From the account of the 2000 Formula 1 season below, extract the passage that begins at the words "After the United" and stops after the words "were being missed.", reproducing it word for word.

━━ Extract

Ford also owned Cosworth, which built our engines. It was Ford’s baby and we were never allowed to be in a position to criticise Cosworth, even though we knew that the engine for 2000 was basically not producing the power figures that we had seen in 1999.
We were owned by the same manufacturer, yet we were not privy to engine performance data so from day one this made the relationship a bit one-sided.
Coming back to risks, one of the things we did was to do away with the gearbox oil pump system. We used the excess engine oil that was released by the oil pressure relief valve to lubricate the gearbox. It was then scavenged back into the oil tank using the engine’s oil scavenge system. This was all to save weight and just that little bit of power that would be required to drive the extra pumps.
We had gone through all this with our oil supplier and, in its opinion, there were no problems. After all, most road cars now have transverse engines and the engine oil and gearbox oil is all one system.
We had a few problems in testing, which we overcame, then we headed off to Australia for the first race and that’s when it all went wrong.
Various problems reared their ugly heads. Initially, it was the gearbox oil system as unbeknown to us Cosworth had fitted a much finer filter on the gearbox-to-engine-oil system. This affected the oil flow dramatically.
Eddie still qualified eighth, a second off Mika Hakkinen’s McLaren on pole, so all was not lost. Johnny, who was always the unlucky one, had more problems and was down in 20th. But the race was much worse, with Johnny suffering a clutch failure and Eddie spinning off to avoid someone else’s accident.
Unfortunately, this was to be the story of the season. In the next race in Brazil, Eddie qualified sixth, Johnny 17th. Eddie spun off in the race and Johnny had a gearbox failure. In San Marino, Eddie started seventh, Johnny 17th. In the race, Eddie finished seventh, Johnny 10th, but those days points were only allocated down to sixth place so still no points.
When a situation like this arises, my way has always been to get all hands on deck to identify, and if at all possible, correct the problems. Unfortunately, that was not the Ford way. I had to be hands off and allow the people involved in these areas that were causing problems to rectify them in their own way.
I’m all for that if it gets results, but I didn’t think you could just throw away the amount of experience I had in F1. No matter if it’s good or bad, that experience will always have a value.
There are two examples of what was going on that season that show what the problem was.
The first one was an aerodynamic problem. When the car was on new tyres, it was pretty decent and in general Irvine could qualify in the top 10. But on used tyres the rear just lost grip, especially on corner entry.
On these cars, the rear diffuser would stall on the straight to reduce drag and increase straightline speed. It’s then all about getting that airflow to reattach when you hit the brake pedal. I believed we had a problem there, but our aerodynamicists were confident it was fine.
We were using the Swift windtunnel in California, so it was not easy to pop in and have a play myself. On top of that, I was warned off doing so by Ford management.
After the United States Grand Prix in September, I finally found a good excuse to attend one of the windtunnel tests to talk to them about a deal going forward. But I really went there to check out for myself if we had any problems with the diffuser that were being missed.
We set up a test where the car would be lowered at the normal rate of change it would go through down a long straight. This allows you to detect the ride height at which the diffuser stalled. Then, you start to raise the car 1mm at a time to detect the aerodynamic hysteresis of the diffuser – what height it reattaches.
So off we went with the test and I watched the model going through its ride height changes. As planned, it went lower and lower, then raised up quite a bit, then went lower. I didn’t understand why, as it should have raised up very slowly with data gathered every 1mm of ride height change.

━━━━
━━ Records provided

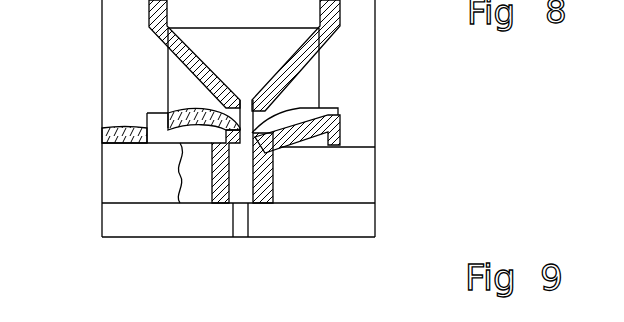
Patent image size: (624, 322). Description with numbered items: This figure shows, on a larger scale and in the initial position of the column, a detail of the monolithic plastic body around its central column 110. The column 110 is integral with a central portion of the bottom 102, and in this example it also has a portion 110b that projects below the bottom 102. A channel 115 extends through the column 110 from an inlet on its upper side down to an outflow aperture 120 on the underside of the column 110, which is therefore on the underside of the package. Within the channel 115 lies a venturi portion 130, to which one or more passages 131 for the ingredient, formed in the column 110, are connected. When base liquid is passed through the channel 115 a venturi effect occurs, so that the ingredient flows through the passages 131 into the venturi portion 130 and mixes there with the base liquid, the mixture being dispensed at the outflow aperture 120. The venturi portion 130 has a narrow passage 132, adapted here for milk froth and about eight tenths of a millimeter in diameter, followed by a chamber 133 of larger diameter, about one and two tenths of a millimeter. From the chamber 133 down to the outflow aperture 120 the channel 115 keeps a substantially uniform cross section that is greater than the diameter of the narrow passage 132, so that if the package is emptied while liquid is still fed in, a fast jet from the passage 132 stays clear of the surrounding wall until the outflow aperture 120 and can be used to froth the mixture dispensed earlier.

The bottom 102 is at (345, 131).
The central column 110 is at (341, 30).
The portion projecting below the bottom 110b is at (178, 170).
The channel 115 is at (263, 62).
The outflow aperture 120 is at (223, 217).
The venturi portion 130 is at (424, 113).
The passages for the ingredient 131 is at (183, 89).
The narrow passage 132 is at (198, 110).
The chamber 133 is at (250, 205).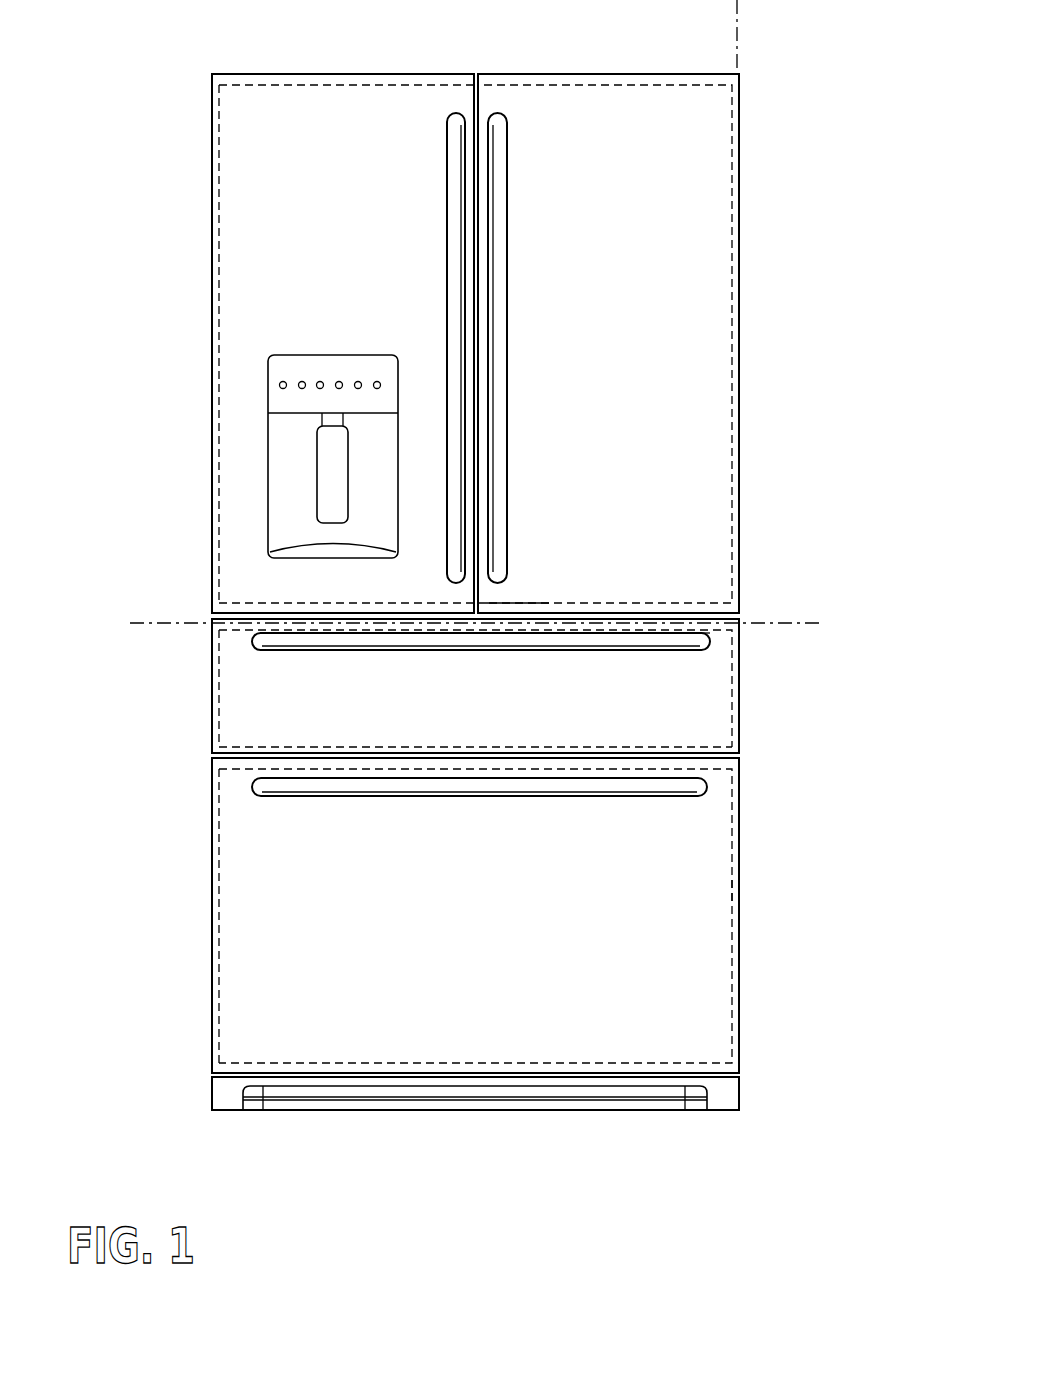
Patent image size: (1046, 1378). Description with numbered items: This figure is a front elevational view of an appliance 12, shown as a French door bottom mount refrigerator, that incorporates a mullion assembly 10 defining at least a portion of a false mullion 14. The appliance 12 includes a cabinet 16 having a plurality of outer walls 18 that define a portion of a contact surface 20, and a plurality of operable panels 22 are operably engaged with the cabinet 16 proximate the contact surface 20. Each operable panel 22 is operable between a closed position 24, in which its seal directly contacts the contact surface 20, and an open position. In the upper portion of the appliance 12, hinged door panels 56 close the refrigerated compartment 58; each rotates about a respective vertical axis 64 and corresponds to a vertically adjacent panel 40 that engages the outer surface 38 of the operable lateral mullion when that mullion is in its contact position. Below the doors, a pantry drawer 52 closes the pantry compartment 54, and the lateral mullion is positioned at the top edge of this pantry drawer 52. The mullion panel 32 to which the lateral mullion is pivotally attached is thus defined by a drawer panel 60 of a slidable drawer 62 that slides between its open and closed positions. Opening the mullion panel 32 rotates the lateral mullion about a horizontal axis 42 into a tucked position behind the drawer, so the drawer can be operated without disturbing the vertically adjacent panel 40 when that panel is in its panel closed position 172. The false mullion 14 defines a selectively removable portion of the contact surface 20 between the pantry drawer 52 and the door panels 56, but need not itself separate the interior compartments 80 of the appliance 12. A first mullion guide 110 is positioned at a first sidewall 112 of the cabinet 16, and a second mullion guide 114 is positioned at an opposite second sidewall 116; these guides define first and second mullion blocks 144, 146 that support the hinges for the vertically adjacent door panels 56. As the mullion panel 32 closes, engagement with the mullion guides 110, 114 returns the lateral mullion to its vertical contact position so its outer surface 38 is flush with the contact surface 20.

The mullion assembly 10 is at (680, 595).
The appliance 12 is at (498, 68).
The false mullion 14 is at (277, 600).
The cabinet 16 is at (725, 1088).
The outer walls 18 is at (740, 213).
The contact surface 20 is at (740, 332).
The operable panels 22 is at (262, 214).
The closed position 24 is at (202, 700).
The mullion panel 32 is at (243, 715).
The outer surface 38 is at (550, 608).
The vertically adjacent panel 40 is at (680, 413).
The horizontal axis 42 is at (778, 623).
The pantry drawer 52 is at (673, 725).
The pantry compartment 54 is at (312, 713).
The hinged door panels 56 is at (277, 128).
The refrigerated compartment 58 is at (293, 295).
The drawer panel 60 is at (680, 962).
The slidable drawer 62 is at (207, 945).
The vertical axis 64 is at (737, 47).
The interior compartments 80 is at (343, 982).
The first mullion guide 110 is at (738, 643).
The first sidewall 112 is at (732, 893).
The second mullion guide 114 is at (253, 605).
The second sidewall 116 is at (217, 892).
The first mullion block 144 is at (710, 642).
The second mullion block 146 is at (217, 625).
The panel closed position 172 is at (207, 386).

━━━━

> [Exercise output]:
After the United States Grand Prix in September, I finally found a good excuse to attend one of the windtunnel tests to talk to them about a deal going forward. But I really went there to check out for myself if we had any problems with the diffuser that were being missed.